Task requirements.
Select the lines that contain "Blacklist" and copy each of them.

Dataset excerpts
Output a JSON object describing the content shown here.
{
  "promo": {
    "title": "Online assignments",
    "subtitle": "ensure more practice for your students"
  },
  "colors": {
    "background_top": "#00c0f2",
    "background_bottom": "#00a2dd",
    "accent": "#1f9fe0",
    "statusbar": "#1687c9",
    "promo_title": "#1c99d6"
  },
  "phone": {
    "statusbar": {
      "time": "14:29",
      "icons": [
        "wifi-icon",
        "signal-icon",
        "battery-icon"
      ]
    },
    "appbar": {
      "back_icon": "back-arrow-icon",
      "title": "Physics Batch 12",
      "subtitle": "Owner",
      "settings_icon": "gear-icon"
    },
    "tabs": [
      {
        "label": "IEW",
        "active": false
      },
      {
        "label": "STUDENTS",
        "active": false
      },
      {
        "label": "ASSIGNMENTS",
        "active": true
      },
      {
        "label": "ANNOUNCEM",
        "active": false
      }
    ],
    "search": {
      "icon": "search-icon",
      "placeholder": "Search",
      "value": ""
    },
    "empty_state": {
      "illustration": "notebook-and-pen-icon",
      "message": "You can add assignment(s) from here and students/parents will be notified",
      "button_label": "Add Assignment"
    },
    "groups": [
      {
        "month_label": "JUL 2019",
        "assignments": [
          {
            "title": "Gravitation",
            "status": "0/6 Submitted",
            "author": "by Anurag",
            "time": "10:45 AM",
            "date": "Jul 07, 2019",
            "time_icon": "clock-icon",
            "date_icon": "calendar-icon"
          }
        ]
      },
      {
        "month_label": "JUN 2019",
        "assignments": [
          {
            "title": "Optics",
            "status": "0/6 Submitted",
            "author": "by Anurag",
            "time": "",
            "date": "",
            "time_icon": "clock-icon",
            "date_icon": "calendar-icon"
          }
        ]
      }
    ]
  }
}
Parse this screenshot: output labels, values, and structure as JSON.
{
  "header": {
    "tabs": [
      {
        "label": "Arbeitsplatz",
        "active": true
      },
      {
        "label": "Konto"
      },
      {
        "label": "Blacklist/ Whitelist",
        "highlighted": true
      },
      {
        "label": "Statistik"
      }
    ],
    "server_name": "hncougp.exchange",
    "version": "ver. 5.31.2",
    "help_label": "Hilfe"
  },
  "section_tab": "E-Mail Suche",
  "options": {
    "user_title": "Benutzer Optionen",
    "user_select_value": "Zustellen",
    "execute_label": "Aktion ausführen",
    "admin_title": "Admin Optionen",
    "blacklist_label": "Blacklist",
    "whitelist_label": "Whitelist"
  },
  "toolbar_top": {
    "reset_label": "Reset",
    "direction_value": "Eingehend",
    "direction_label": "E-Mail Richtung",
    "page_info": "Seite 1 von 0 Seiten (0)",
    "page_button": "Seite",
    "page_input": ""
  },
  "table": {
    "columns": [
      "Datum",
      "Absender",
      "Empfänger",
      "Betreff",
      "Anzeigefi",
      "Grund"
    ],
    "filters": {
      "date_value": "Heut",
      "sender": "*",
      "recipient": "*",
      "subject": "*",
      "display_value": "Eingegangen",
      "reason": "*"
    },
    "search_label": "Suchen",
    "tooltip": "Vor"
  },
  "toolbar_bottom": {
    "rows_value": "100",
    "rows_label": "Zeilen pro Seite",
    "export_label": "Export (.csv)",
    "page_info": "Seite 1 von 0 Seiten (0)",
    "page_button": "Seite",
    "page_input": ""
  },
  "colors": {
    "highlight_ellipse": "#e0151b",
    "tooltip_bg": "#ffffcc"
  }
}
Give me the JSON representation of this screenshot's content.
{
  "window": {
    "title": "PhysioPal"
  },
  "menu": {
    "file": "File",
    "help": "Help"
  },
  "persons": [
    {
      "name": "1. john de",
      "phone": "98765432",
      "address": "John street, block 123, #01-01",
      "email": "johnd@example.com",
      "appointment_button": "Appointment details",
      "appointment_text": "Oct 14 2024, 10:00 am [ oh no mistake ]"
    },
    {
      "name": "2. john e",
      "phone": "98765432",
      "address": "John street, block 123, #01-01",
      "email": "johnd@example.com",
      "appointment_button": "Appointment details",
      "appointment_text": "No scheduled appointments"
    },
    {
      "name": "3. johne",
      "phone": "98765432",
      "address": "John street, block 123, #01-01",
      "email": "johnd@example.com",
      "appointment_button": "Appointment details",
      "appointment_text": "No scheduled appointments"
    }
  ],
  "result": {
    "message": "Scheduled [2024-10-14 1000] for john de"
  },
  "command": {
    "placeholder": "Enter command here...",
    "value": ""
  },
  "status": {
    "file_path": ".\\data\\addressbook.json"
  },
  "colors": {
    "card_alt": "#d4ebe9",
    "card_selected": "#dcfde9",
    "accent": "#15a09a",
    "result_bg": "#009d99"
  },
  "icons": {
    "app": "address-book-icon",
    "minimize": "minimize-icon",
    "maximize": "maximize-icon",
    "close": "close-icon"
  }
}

Correct result.
        "label": "Blacklist/ Whitelist",
    "blacklist_label": "Blacklist",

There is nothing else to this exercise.